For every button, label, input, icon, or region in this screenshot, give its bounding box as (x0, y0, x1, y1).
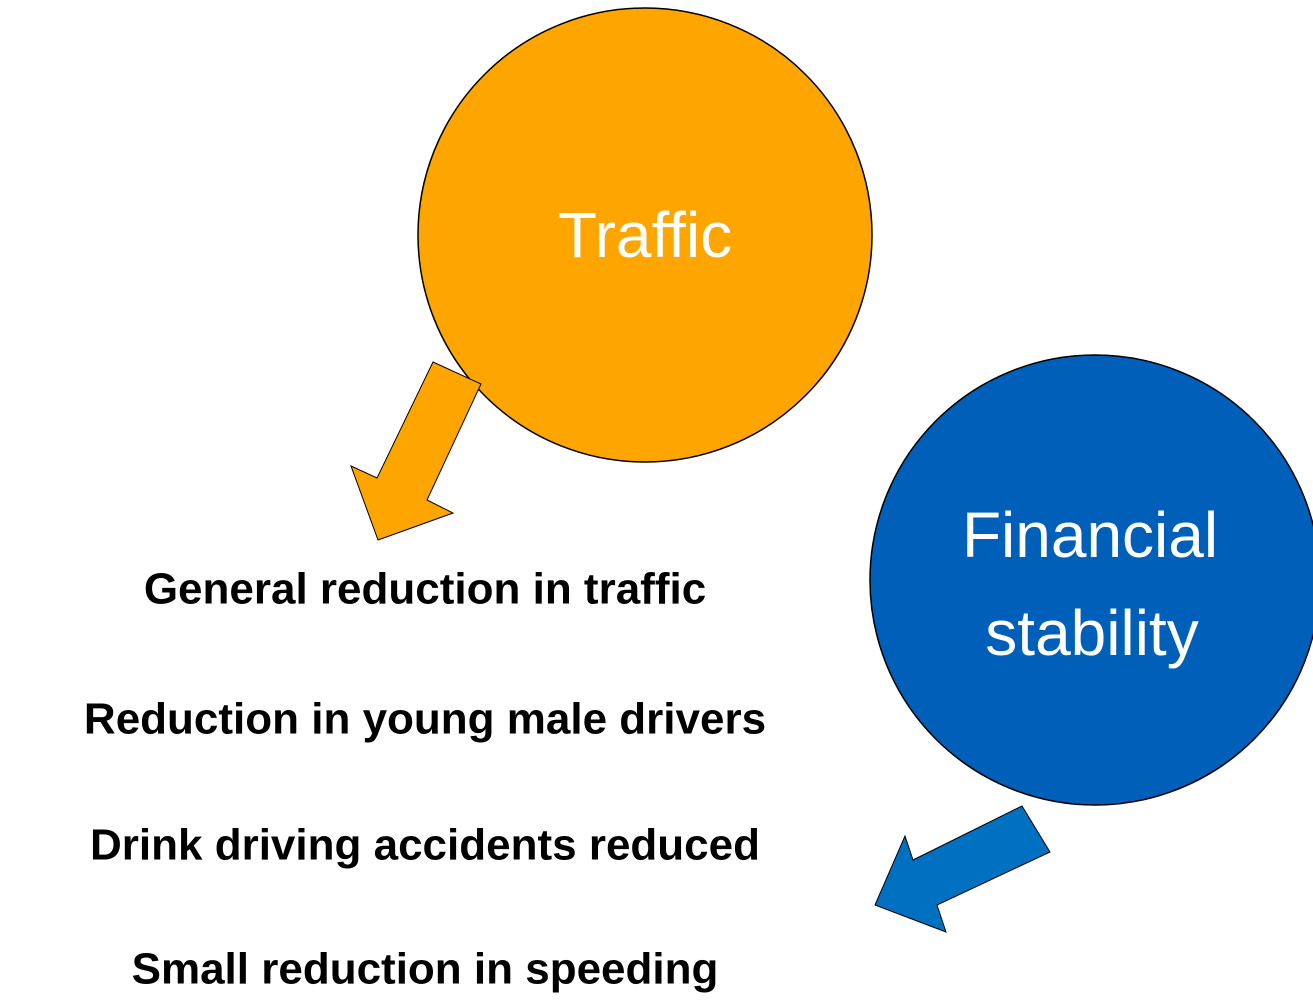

==

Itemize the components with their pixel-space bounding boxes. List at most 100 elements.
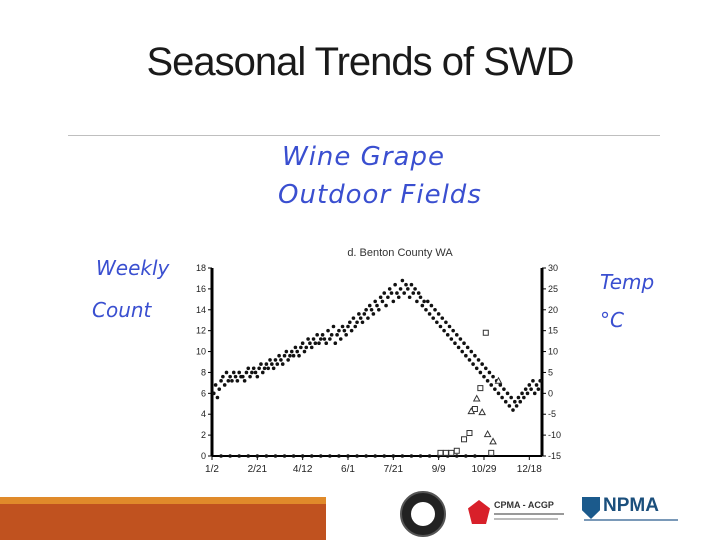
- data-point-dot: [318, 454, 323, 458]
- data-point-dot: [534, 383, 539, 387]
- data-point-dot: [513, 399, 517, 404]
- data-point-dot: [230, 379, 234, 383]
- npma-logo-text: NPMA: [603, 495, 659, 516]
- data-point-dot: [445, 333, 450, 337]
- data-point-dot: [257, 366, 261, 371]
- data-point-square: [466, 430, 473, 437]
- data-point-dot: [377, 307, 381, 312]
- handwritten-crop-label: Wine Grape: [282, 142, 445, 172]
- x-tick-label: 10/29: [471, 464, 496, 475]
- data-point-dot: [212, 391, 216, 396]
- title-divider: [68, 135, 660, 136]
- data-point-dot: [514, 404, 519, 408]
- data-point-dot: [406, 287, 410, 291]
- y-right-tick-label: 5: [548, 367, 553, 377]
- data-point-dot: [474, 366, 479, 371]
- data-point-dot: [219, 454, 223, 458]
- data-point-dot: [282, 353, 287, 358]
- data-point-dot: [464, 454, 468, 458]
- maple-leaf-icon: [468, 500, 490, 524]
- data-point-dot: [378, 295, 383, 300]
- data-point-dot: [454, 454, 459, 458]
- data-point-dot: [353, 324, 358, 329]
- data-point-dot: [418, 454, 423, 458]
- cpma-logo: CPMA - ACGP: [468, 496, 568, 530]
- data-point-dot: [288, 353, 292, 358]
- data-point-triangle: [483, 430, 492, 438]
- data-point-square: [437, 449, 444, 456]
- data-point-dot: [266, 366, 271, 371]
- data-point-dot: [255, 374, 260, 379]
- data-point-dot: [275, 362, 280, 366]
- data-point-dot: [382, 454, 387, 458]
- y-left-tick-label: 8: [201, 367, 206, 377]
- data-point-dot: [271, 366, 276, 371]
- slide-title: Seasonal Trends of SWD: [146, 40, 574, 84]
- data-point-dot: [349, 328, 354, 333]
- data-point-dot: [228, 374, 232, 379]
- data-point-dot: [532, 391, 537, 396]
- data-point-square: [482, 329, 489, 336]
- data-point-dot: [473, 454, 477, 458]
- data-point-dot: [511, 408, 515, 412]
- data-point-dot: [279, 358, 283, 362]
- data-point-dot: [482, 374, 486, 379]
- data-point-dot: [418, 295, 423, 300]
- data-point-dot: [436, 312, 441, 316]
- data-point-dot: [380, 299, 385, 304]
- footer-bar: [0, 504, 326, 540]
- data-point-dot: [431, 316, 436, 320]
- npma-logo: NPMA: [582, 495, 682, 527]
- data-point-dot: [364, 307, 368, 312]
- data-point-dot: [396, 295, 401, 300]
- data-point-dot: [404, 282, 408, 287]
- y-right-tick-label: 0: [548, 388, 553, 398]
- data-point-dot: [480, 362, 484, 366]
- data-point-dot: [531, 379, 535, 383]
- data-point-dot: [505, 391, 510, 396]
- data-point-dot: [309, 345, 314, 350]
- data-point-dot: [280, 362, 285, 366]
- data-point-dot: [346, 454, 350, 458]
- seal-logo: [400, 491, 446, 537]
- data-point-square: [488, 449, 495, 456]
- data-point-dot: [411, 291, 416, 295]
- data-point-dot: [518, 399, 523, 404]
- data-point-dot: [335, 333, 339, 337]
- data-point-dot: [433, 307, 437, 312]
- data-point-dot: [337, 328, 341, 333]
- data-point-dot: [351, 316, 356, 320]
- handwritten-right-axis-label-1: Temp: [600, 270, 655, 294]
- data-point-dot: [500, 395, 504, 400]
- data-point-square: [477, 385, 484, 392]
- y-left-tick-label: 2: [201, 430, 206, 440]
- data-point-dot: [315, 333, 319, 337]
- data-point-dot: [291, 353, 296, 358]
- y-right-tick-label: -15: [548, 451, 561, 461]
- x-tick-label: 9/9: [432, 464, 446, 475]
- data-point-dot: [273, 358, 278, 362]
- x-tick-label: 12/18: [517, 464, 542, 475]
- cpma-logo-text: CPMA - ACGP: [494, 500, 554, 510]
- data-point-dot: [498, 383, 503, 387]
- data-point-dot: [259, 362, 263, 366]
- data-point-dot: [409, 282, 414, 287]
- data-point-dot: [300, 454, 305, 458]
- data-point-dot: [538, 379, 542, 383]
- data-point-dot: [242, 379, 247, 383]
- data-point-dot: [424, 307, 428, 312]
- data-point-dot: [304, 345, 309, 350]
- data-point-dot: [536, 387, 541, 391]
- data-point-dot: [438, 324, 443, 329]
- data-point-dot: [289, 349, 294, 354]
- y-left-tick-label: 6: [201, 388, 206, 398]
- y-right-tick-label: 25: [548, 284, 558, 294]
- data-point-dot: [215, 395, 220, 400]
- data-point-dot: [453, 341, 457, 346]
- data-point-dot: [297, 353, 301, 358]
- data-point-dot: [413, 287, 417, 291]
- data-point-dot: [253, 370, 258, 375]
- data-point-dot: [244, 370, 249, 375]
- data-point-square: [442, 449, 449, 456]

STATED EXERCISE
Format the entries starting with the line containing "Itemize the components" and going on through the line containing "- data-point-dot: [382, 454, 387, 458]" as a two-column CSV with the columns instruction and response, one row per entry, and each value in a single quoted field with line breaks replaced by spaces. Omit the pictures.

RESULT BELOW
instruction,response
"Itemize the components with their pixel-space bounding boxes. List at most 100 elements.","- data-point-dot: [318, 454, 323, 458] - data-point-dot: [534, 383, 539, 387] - data-point-dot: [513, 399, 517, 404] - data-point-dot: [230, 379, 234, 383] - npma-logo-text: NPMA: [603, 495, 659, 516] - data-point-dot: [445, 333, 450, 337] - data-point-dot: [257, 366, 261, 371] - data-point-square: [466, 430, 473, 437] - data-point-dot: [377, 307, 381, 312] - handwritten-crop-label: Wine Grape: [282, 142, 445, 172] - x-tick-label: 10/29: [471, 464, 496, 475] - data-point-dot: [212, 391, 216, 396] - title-divider: [68, 135, 660, 136] - data-point-dot: [514, 404, 519, 408] - data-point-dot: [406, 287, 410, 291] - y-right-tick-label: 5: [548, 367, 553, 377] - data-point-dot: [474, 366, 479, 371] - data-point-dot: [219, 454, 223, 458] - data-point-dot: [282, 353, 287, 358] - data-point-dot: [464, 454, 468, 458] - maple-leaf-icon: [468, 500, 490, 524] - data-point-dot: [378, 295, 383, 300] - data-point-dot: [454, 454, 459, 458] - data-point-dot: [353, 324, 358, 329] - data-point-dot: [418, 454, 423, 458] - cpma-logo: CPMA - ACGP: [468, 496, 568, 530] - data-point-dot: [288, 353, 292, 358] - data-point-triangle: [483, 430, 492, 438] - data-point-square: [437, 449, 444, 456] - data-point-dot: [266, 366, 271, 371] - data-point-dot: [255, 374, 260, 379] - data-point-dot: [275, 362, 280, 366] - data-point-dot: [382, 454, 387, 458]"